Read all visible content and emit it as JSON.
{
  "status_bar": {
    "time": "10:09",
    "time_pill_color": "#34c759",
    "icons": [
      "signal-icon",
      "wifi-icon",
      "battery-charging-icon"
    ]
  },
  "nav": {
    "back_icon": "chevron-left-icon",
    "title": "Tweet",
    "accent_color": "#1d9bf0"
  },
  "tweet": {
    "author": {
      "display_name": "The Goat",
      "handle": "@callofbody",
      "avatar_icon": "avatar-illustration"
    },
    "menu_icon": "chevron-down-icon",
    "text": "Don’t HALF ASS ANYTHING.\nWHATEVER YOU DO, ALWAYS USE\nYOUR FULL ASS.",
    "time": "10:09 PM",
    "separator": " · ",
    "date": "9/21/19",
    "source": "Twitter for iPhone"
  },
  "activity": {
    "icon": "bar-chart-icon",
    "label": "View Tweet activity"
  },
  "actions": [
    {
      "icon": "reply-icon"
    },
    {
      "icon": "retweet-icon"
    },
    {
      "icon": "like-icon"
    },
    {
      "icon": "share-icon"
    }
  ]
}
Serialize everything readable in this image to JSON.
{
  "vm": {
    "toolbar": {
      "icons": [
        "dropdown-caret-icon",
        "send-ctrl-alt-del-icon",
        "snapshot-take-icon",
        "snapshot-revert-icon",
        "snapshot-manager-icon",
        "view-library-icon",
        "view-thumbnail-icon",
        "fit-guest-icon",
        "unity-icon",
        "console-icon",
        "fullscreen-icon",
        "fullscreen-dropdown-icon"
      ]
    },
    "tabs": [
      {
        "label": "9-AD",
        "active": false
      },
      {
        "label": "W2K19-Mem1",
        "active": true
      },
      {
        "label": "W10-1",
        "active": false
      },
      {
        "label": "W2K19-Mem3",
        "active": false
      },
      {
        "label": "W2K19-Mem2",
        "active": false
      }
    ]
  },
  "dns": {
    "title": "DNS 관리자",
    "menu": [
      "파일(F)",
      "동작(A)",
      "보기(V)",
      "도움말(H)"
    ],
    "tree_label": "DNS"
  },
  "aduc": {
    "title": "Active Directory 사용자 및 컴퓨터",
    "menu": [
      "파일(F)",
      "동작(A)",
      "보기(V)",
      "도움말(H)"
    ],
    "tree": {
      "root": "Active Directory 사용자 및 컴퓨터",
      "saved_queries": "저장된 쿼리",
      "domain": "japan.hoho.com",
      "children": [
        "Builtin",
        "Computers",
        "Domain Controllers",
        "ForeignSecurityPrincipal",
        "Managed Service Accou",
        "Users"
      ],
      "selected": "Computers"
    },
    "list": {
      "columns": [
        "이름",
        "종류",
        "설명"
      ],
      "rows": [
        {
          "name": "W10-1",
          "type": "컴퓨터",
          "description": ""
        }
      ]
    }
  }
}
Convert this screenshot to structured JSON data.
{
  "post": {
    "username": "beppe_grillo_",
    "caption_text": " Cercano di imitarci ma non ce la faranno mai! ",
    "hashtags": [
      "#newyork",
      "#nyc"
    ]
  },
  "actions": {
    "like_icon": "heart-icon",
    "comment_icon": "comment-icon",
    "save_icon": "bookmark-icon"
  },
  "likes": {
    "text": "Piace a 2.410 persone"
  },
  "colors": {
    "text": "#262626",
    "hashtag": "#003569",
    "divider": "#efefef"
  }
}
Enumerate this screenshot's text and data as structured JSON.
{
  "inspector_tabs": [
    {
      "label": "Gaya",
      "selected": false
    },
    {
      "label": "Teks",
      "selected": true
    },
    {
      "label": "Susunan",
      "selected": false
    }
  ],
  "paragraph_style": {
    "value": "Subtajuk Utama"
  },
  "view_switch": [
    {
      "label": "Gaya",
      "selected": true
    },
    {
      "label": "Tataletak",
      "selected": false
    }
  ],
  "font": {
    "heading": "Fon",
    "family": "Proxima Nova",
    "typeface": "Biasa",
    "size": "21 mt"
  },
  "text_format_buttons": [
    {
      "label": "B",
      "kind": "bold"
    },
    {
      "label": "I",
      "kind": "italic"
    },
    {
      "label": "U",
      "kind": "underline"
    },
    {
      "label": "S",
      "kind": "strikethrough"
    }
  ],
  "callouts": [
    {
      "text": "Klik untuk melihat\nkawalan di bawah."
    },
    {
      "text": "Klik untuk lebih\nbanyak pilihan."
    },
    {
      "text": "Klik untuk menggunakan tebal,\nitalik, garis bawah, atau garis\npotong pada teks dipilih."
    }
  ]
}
-------------------------
» Task details: Each line that holds the word "activity" is to be copied.

» Task answer:
  "activity": {
    "label": "View Tweet activity"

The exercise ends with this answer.